▶ Task objective
Please give the listing again, word for word, with nothing left out.

◇ ◇ ◇

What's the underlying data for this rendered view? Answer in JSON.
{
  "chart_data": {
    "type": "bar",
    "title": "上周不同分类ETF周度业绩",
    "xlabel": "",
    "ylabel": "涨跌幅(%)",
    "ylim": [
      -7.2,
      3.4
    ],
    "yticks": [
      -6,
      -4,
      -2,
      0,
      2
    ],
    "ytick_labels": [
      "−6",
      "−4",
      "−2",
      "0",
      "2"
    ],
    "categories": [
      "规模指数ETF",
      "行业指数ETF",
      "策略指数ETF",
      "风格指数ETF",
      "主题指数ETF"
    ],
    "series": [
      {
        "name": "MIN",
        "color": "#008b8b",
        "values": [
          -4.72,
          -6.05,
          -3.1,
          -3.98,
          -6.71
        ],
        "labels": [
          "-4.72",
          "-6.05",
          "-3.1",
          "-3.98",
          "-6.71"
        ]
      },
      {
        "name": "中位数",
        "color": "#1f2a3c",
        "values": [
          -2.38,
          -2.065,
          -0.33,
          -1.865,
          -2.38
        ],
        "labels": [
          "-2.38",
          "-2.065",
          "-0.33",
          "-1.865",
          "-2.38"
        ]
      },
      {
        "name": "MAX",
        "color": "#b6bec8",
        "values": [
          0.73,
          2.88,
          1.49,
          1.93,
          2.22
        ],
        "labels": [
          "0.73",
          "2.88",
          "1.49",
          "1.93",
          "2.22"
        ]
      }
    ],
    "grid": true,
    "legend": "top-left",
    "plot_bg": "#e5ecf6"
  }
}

◇ ◇ ◇

▶ Problem solution
What's the underlying data for this rendered view? Answer in JSON.
{
  "chart_data": {
    "type": "bar",
    "title": "上周不同分类ETF周度业绩",
    "xlabel": "",
    "ylabel": "涨跌幅(%)",
    "ylim": [
      -7.2,
      3.4
    ],
    "yticks": [
      -6,
      -4,
      -2,
      0,
      2
    ],
    "ytick_labels": [
      "−6",
      "−4",
      "−2",
      "0",
      "2"
    ],
    "categories": [
      "规模指数ETF",
      "行业指数ETF",
      "策略指数ETF",
      "风格指数ETF",
      "主题指数ETF"
    ],
    "series": [
      {
        "name": "MIN",
        "color": "#008b8b",
        "values": [
          -4.72,
          -6.05,
          -3.1,
          -3.98,
          -6.71
        ],
        "labels": [
          "-4.72",
          "-6.05",
          "-3.1",
          "-3.98",
          "-6.71"
        ]
      },
      {
        "name": "中位数",
        "color": "#1f2a3c",
        "values": [
          -2.38,
          -2.065,
          -0.33,
          -1.865,
          -2.38
        ],
        "labels": [
          "-2.38",
          "-2.065",
          "-0.33",
          "-1.865",
          "-2.38"
        ]
      },
      {
        "name": "MAX",
        "color": "#b6bec8",
        "values": [
          0.73,
          2.88,
          1.49,
          1.93,
          2.22
        ],
        "labels": [
          "0.73",
          "2.88",
          "1.49",
          "1.93",
          "2.22"
        ]
      }
    ],
    "grid": true,
    "legend": "top-left",
    "plot_bg": "#e5ecf6"
  }
}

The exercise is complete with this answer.